#### What you have to do:
Using the material that follows, identify and copy each line with the string "construir".
[START Material provided]
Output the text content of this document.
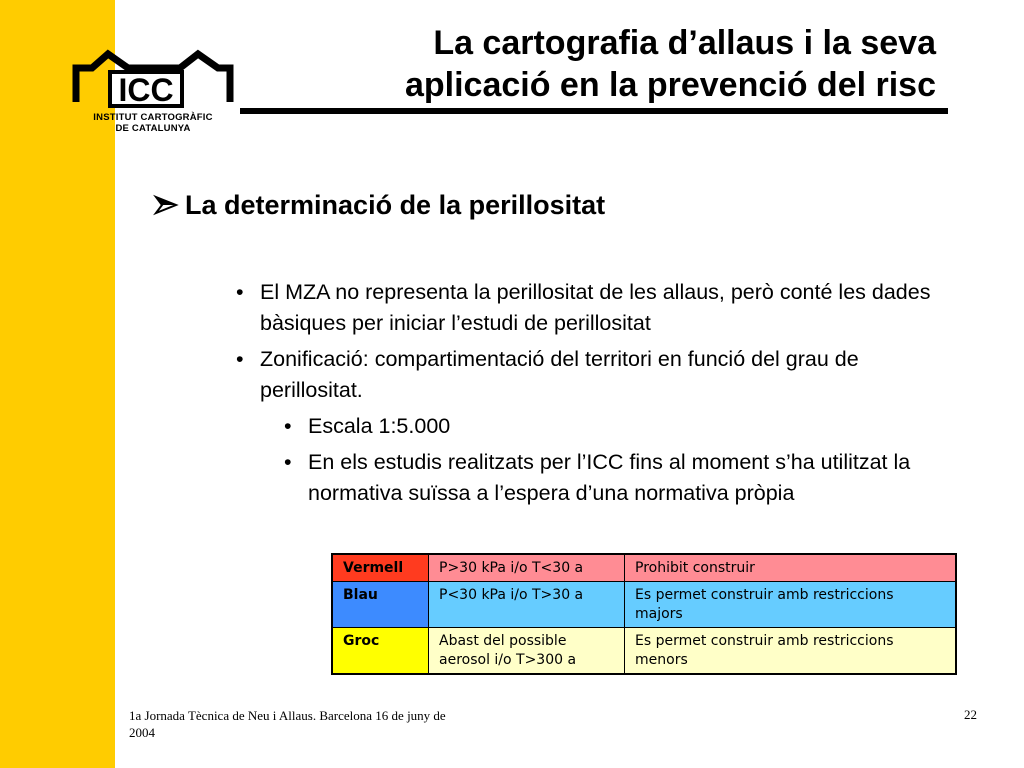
ICC
INSTITUT CARTOGRÀFIC
DE CATALUNYA
La cartografia d’allaus i la seva
aplicació en la prevenció del risc
La determinació de la perillositat
• El MZA no representa la perillositat de les allaus, però conté les dades bàsiques per iniciar l’estudi de perillositat
• Zonificació: compartimentació del territori en funció del grau de perillositat.
• Escala 1:5.000
• En els estudis realitzats per l’ICC fins al moment s’ha utilitzat la normativa suïssa a l’espera d’una normativa pròpia
Vermell	P>30 kPa i/o T<30 a	Prohibit construir
Blau	P<30 kPa i/o T>30 a	Es permet construir amb restriccions majors
Groc	Abast del possible aerosol i/o T>300 a	Es permet construir amb restriccions menors
1a Jornada Tècnica de Neu i Allaus. Barcelona 16 de juny de 2004
22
[END Material provided]
#### Solution to this exercise:
Vermell	P>30 kPa i/o T<30 a	Prohibit construir
Blau	P<30 kPa i/o T>30 a	Es permet construir amb restriccions majors
Groc	Abast del possible aerosol i/o T>300 a	Es permet construir amb restriccions menors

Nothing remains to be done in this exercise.